## Material for this task:
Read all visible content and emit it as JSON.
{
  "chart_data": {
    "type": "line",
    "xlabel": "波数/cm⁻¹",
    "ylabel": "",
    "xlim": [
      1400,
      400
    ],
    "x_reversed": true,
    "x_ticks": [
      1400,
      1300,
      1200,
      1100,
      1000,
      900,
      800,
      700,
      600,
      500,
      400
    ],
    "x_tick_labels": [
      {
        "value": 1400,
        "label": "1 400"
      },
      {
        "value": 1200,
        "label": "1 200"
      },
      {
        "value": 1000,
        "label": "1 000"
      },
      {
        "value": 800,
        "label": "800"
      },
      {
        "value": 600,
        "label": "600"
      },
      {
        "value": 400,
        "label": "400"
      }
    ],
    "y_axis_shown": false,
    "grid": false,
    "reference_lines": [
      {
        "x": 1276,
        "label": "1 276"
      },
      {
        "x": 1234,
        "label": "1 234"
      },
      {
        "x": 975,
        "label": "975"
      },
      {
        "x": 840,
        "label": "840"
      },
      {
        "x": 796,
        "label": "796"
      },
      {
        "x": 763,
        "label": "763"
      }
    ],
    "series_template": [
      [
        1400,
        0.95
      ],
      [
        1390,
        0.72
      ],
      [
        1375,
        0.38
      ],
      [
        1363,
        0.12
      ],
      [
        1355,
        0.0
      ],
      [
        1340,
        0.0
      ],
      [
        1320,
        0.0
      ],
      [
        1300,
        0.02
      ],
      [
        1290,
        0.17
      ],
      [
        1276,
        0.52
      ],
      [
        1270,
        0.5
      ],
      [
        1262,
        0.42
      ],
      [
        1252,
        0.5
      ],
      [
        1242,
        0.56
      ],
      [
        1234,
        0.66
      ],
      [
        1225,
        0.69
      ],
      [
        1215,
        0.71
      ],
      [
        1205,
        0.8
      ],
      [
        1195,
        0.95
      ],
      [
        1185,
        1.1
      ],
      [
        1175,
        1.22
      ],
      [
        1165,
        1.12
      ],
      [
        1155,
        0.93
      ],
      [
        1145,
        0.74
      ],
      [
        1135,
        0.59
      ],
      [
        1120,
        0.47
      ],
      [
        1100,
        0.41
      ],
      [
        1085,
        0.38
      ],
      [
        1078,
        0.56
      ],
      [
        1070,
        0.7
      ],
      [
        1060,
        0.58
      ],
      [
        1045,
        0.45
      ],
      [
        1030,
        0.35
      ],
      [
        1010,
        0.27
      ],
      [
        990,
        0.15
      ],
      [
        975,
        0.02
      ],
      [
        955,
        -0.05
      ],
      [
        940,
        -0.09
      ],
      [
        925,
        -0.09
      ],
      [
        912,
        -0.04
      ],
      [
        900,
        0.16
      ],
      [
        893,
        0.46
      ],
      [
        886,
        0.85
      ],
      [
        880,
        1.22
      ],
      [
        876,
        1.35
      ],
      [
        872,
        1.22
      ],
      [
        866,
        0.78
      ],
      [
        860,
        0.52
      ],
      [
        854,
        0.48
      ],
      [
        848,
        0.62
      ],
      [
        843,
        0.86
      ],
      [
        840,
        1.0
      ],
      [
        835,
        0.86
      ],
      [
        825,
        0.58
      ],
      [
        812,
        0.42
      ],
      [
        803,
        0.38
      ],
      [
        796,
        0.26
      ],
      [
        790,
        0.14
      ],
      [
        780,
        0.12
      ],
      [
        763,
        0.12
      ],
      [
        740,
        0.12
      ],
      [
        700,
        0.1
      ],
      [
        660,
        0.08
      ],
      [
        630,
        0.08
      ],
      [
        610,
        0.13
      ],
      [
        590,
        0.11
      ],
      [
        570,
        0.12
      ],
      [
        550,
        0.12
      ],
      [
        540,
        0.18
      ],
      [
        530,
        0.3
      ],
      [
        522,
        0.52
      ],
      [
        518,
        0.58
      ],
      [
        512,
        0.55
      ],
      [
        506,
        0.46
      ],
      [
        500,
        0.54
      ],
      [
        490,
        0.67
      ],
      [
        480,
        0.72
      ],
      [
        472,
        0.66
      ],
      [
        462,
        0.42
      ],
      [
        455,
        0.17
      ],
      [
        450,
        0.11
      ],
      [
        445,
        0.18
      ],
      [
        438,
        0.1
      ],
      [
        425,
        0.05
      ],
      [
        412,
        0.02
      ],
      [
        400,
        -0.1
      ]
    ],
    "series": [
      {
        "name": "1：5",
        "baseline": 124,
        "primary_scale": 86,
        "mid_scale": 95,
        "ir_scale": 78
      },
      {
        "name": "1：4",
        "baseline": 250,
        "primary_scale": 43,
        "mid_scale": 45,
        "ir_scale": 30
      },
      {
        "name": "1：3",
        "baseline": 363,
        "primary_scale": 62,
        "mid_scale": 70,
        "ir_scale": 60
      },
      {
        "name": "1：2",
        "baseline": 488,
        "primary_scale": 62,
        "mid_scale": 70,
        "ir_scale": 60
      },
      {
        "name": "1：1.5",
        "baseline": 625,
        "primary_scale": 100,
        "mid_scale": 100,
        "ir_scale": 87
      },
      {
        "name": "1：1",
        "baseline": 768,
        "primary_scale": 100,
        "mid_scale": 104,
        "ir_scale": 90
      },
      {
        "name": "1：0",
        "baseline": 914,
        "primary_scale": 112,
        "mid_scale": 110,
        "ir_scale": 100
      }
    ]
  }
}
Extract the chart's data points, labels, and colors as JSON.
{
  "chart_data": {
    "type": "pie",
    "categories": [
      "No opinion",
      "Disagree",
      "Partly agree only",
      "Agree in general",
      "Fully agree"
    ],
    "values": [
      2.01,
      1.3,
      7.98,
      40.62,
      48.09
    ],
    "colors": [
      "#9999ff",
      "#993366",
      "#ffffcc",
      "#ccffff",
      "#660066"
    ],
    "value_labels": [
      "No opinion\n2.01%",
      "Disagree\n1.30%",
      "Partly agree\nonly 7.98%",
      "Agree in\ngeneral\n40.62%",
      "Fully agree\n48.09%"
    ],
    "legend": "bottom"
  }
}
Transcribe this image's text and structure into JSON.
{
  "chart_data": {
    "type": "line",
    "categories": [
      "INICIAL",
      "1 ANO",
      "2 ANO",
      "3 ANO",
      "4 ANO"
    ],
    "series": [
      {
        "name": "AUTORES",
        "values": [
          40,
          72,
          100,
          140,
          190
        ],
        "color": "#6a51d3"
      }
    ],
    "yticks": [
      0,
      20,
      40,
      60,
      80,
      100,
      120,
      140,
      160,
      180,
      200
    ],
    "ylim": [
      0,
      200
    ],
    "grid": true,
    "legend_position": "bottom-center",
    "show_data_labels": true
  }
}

## To be done:
Among the entries above, how many lines include the word "baseline"? Give the number with no comment.

## Result below:
7